EXERCISE BRIEF
Report every line from the material that contains the word "color".

==*==

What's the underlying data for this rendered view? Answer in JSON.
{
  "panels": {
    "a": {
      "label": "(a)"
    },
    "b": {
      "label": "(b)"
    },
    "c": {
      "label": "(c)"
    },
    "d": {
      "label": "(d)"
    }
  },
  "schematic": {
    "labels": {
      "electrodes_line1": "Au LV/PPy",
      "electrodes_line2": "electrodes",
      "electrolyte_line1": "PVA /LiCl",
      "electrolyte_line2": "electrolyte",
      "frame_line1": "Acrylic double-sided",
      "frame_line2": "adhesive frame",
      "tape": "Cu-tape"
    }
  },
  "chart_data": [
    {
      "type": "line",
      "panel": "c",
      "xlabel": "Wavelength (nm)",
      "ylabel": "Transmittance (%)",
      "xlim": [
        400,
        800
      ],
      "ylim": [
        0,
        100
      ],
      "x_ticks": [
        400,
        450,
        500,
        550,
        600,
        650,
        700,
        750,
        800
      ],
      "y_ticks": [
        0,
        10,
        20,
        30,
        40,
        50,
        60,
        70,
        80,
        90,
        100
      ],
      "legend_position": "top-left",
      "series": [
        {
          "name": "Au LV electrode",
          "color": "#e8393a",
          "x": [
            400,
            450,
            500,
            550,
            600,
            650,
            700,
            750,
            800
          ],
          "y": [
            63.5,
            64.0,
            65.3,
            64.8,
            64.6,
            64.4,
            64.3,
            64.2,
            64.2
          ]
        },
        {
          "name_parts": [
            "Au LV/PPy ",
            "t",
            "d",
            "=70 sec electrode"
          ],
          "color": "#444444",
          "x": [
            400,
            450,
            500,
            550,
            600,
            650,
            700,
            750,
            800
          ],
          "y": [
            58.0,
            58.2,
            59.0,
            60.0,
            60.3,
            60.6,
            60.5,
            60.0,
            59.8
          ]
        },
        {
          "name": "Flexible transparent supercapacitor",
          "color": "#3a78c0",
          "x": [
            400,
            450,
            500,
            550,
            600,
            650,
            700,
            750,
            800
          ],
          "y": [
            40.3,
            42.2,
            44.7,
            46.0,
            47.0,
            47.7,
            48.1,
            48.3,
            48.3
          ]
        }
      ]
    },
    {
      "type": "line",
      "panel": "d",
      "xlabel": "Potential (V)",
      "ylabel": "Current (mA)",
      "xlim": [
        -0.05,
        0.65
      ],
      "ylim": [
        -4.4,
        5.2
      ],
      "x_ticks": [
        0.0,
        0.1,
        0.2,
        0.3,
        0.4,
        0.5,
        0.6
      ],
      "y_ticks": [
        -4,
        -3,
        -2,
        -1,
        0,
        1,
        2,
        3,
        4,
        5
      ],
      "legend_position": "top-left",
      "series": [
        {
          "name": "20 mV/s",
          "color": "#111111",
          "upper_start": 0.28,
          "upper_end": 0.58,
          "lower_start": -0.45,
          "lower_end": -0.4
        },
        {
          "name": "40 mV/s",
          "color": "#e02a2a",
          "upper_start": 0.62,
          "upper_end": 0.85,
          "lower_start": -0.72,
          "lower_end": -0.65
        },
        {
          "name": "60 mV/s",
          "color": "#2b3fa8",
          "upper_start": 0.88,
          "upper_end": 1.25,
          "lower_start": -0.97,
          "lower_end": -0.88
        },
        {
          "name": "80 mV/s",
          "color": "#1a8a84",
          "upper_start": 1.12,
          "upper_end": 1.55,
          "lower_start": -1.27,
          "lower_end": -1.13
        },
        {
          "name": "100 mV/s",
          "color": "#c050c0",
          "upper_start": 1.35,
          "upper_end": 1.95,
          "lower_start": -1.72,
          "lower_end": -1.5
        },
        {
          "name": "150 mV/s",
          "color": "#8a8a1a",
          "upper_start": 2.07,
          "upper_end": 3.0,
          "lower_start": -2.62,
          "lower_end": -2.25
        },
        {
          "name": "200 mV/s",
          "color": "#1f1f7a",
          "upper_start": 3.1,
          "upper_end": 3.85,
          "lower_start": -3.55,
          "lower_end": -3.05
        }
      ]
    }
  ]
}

==*==

ANSWER FOR THE TASK
          "color": "#e8393a",
          "color": "#444444",
          "color": "#3a78c0",
          "color": "#111111",
          "color": "#e02a2a",
          "color": "#2b3fa8",
          "color": "#1a8a84",
          "color": "#c050c0",
          "color": "#8a8a1a",
          "color": "#1f1f7a",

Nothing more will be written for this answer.